→ Available data:
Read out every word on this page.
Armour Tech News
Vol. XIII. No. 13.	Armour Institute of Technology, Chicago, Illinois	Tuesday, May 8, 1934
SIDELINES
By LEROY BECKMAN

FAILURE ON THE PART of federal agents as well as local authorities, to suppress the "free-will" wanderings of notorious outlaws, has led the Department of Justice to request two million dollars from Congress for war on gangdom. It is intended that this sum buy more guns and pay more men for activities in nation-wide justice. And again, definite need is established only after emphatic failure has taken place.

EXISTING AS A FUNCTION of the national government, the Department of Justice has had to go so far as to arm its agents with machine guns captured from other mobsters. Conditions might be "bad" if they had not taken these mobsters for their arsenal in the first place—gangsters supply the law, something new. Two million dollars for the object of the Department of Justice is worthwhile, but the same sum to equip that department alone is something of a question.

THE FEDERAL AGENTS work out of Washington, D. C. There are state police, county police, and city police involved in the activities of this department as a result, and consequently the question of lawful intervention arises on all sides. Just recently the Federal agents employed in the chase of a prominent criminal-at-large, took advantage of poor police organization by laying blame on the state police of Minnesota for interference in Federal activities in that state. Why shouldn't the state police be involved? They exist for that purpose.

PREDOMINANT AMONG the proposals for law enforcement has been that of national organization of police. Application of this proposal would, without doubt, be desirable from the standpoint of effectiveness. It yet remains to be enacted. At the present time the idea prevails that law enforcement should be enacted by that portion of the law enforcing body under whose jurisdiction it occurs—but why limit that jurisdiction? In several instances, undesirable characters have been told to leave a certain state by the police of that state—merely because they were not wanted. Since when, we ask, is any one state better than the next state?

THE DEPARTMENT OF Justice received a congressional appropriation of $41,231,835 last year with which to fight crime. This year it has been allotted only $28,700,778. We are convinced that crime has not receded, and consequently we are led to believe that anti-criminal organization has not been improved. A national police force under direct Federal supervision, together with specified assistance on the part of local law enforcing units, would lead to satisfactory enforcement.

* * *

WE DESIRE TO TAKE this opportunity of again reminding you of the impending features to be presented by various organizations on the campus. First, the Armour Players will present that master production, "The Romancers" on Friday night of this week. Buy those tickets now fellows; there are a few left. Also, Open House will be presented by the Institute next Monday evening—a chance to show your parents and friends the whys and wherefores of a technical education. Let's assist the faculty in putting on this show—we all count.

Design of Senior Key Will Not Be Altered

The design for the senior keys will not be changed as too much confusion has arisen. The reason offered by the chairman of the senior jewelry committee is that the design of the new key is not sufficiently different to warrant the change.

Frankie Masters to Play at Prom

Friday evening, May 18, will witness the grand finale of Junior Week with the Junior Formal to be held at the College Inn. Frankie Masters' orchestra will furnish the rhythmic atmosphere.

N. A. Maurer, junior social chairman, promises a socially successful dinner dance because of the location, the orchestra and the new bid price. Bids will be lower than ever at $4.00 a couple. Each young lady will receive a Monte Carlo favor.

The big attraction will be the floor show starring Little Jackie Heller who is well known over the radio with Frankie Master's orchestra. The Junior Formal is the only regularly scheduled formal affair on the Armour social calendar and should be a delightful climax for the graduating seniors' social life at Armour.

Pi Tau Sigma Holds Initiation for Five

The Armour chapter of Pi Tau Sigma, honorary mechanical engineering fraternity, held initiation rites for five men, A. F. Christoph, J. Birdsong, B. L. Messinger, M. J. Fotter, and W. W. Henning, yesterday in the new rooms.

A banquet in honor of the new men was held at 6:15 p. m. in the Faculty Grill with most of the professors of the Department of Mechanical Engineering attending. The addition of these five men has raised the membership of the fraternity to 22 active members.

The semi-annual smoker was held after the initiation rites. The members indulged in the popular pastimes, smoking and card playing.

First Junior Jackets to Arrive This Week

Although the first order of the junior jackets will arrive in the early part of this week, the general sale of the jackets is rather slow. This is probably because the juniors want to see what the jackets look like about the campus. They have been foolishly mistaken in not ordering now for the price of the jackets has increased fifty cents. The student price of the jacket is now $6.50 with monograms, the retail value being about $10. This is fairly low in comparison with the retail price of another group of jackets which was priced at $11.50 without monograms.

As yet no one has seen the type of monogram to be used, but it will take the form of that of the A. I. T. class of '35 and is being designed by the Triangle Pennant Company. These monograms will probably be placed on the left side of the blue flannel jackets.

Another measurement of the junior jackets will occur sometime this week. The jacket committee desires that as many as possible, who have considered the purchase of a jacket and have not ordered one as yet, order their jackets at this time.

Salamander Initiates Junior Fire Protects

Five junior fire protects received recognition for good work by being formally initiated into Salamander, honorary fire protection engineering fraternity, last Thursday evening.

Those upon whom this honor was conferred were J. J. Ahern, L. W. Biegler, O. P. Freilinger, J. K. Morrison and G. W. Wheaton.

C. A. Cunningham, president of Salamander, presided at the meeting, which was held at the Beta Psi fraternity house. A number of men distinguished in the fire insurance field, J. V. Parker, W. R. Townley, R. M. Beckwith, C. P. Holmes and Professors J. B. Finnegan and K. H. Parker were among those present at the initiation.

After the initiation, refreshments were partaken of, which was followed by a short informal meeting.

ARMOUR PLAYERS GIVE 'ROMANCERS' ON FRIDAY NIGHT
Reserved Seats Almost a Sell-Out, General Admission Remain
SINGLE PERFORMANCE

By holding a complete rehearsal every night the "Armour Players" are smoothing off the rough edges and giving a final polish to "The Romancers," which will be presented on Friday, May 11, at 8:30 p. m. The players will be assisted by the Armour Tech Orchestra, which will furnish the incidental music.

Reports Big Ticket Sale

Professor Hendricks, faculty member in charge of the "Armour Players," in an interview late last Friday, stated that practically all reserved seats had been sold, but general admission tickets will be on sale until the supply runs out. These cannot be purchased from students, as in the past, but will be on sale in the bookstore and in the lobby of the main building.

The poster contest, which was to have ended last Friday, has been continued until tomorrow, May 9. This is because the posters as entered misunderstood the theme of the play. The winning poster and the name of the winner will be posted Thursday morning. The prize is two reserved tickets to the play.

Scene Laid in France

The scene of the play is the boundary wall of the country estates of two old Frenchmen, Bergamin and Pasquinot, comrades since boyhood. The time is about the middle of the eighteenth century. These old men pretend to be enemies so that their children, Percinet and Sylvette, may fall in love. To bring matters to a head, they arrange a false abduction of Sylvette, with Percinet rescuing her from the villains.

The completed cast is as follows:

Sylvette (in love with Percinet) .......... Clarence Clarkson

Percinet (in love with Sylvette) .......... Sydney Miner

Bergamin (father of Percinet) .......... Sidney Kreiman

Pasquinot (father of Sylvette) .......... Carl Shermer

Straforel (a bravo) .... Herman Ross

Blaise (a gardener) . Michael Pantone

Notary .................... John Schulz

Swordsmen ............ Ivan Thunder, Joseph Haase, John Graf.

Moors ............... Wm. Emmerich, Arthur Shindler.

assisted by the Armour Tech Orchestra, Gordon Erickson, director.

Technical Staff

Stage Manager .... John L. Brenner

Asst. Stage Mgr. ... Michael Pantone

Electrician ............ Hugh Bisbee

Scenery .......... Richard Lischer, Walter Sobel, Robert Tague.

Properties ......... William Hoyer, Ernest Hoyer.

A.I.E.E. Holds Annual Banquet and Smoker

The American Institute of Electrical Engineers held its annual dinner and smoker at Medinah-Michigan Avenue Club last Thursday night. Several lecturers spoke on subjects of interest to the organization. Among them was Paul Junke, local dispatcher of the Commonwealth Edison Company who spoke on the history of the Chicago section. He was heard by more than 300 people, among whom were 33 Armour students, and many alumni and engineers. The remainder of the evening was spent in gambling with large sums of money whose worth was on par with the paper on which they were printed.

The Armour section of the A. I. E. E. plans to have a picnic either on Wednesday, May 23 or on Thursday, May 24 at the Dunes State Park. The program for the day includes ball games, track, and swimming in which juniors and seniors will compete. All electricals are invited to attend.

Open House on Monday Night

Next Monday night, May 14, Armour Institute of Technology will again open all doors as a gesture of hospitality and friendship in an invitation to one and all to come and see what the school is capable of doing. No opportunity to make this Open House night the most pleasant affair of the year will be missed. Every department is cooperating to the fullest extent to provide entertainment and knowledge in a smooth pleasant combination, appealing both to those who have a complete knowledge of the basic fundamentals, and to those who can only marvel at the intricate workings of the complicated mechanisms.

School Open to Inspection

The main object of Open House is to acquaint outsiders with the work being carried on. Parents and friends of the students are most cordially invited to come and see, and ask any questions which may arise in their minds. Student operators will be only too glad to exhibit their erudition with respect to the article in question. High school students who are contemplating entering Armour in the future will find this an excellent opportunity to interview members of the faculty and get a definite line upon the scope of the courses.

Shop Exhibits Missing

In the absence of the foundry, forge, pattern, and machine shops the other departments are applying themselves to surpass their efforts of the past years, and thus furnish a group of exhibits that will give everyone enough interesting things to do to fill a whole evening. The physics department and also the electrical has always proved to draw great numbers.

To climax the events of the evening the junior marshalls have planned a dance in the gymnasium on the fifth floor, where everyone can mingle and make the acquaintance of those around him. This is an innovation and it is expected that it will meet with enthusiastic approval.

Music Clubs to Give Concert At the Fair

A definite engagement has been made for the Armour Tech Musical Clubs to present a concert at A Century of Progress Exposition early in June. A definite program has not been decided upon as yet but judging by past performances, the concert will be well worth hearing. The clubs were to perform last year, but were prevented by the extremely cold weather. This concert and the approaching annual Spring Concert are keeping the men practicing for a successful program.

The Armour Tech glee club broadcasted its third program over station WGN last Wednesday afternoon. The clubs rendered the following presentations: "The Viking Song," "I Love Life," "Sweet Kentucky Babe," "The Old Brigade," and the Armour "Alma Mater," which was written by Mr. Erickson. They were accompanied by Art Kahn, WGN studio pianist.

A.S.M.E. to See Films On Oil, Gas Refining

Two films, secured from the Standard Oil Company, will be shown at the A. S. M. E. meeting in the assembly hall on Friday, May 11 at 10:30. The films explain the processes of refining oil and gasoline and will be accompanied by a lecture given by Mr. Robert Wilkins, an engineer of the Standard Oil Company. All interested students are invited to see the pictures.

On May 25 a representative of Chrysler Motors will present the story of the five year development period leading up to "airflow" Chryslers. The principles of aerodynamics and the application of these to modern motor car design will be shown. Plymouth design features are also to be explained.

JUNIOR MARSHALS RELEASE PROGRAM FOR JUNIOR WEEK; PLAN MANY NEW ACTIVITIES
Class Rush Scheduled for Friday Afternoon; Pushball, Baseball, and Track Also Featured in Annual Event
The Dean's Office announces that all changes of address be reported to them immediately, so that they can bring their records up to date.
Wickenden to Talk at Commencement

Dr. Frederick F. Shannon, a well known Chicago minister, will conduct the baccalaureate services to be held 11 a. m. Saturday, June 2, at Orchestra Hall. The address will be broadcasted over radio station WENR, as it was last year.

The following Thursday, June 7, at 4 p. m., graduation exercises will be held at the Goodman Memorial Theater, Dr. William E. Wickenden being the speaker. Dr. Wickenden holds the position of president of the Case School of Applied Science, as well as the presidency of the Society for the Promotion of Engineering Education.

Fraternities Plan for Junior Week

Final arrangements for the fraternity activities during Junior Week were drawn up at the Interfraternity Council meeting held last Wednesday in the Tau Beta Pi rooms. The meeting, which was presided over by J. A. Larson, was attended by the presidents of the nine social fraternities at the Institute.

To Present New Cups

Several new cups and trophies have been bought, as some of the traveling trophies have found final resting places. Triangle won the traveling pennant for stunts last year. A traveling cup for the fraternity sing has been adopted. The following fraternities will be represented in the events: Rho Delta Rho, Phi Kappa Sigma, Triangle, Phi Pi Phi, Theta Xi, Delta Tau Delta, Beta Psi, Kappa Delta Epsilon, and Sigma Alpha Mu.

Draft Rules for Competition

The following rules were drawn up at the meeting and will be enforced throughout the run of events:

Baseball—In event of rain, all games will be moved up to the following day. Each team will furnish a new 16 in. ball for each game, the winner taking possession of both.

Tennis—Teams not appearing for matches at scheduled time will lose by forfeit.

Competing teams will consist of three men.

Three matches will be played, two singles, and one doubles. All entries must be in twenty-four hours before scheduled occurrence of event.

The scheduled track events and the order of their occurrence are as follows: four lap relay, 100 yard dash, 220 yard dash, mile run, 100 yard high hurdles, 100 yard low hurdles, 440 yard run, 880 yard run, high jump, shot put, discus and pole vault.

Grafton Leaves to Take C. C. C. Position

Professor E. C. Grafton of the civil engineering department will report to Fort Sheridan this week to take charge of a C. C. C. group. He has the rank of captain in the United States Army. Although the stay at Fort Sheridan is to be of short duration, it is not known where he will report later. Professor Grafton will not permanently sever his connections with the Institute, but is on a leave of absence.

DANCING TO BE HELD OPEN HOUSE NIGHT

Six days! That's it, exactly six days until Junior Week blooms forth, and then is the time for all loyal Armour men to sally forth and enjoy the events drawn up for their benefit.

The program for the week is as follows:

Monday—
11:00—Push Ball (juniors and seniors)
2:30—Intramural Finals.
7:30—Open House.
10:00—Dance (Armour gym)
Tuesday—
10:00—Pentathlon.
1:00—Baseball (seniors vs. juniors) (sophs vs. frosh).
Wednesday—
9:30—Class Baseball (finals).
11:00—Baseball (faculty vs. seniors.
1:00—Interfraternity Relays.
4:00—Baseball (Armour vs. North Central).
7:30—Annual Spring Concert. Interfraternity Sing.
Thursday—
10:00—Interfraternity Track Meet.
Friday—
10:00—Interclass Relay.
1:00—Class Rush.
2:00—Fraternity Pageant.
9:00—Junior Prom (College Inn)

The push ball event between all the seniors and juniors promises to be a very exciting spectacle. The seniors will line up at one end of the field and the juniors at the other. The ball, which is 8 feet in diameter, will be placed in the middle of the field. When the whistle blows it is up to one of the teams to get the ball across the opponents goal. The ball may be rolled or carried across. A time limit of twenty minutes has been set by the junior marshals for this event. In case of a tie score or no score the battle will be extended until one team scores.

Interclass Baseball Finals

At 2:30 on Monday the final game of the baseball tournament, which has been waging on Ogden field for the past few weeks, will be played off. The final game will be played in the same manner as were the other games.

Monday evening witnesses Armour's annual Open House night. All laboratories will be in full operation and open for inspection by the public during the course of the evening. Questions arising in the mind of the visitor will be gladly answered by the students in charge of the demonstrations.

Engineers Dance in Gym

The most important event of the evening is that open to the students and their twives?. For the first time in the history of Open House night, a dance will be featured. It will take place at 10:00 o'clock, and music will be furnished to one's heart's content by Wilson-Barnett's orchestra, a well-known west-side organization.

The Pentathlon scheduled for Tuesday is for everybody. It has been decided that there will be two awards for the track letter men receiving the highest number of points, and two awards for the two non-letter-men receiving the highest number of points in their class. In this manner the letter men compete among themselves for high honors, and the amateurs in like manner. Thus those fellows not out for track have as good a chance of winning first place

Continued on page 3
...
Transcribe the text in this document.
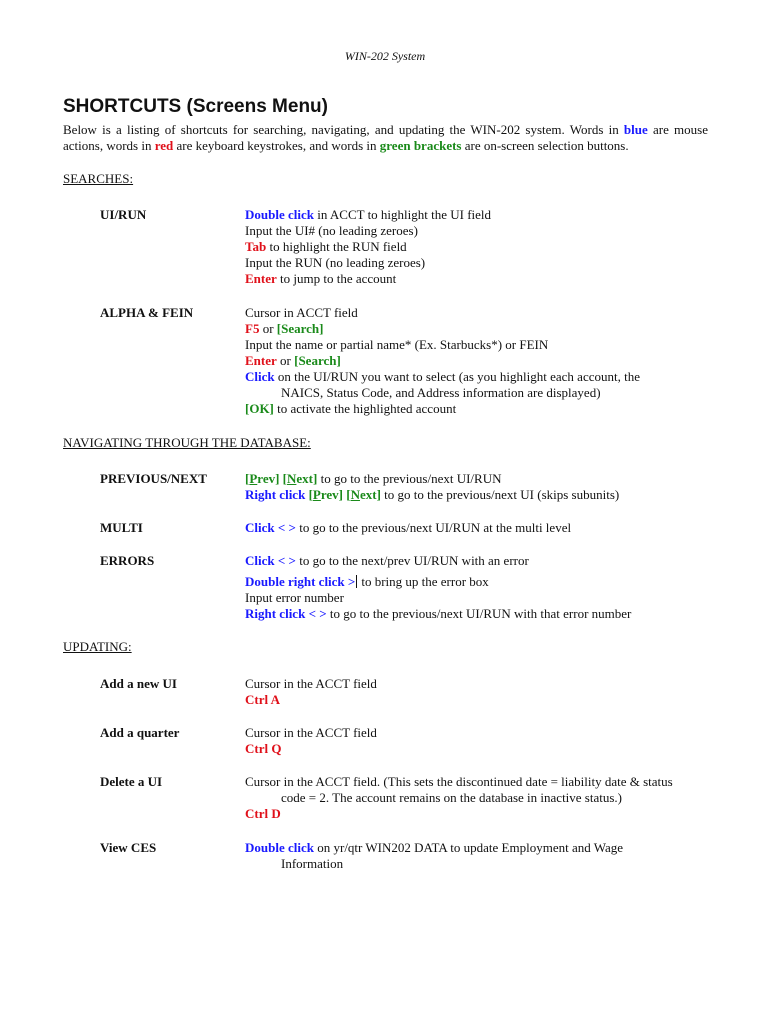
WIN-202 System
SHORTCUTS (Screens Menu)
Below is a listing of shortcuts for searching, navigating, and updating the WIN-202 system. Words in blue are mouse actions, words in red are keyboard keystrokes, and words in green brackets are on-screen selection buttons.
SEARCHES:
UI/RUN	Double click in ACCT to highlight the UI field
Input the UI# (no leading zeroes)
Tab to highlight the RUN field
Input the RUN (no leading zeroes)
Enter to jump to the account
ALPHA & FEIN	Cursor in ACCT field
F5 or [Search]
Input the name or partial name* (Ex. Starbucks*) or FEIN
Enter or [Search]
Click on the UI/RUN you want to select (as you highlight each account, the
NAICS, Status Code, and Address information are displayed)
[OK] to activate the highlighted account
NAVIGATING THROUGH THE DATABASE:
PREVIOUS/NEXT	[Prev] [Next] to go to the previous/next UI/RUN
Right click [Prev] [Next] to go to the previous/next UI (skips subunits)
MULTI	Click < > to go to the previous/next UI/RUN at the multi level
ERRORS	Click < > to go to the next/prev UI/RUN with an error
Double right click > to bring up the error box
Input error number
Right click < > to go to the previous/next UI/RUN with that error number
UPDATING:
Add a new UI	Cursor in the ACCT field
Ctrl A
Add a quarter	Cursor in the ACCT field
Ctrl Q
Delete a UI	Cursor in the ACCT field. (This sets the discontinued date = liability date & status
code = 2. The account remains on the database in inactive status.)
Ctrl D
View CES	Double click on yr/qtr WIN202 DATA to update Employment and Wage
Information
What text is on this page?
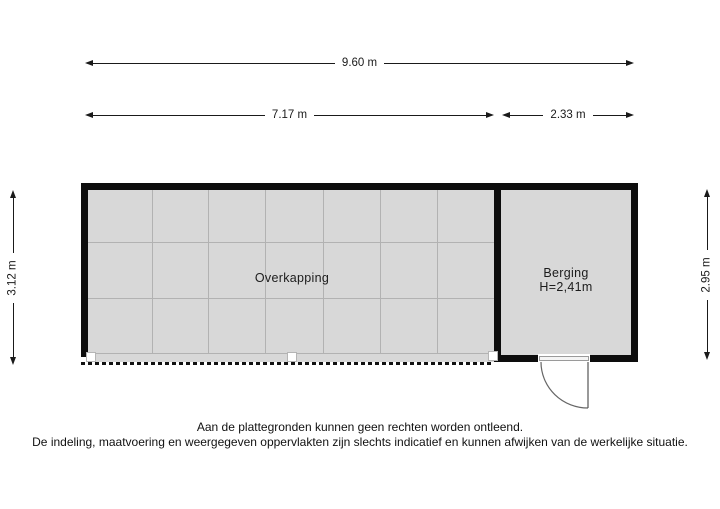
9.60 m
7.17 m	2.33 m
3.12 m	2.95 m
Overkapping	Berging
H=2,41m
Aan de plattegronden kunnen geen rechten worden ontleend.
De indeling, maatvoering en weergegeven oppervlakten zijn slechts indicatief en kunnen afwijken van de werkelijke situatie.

→ Objective: Only the number is wanted: how many lines of these entries contain the string "committee"?

→ Exercise result: 2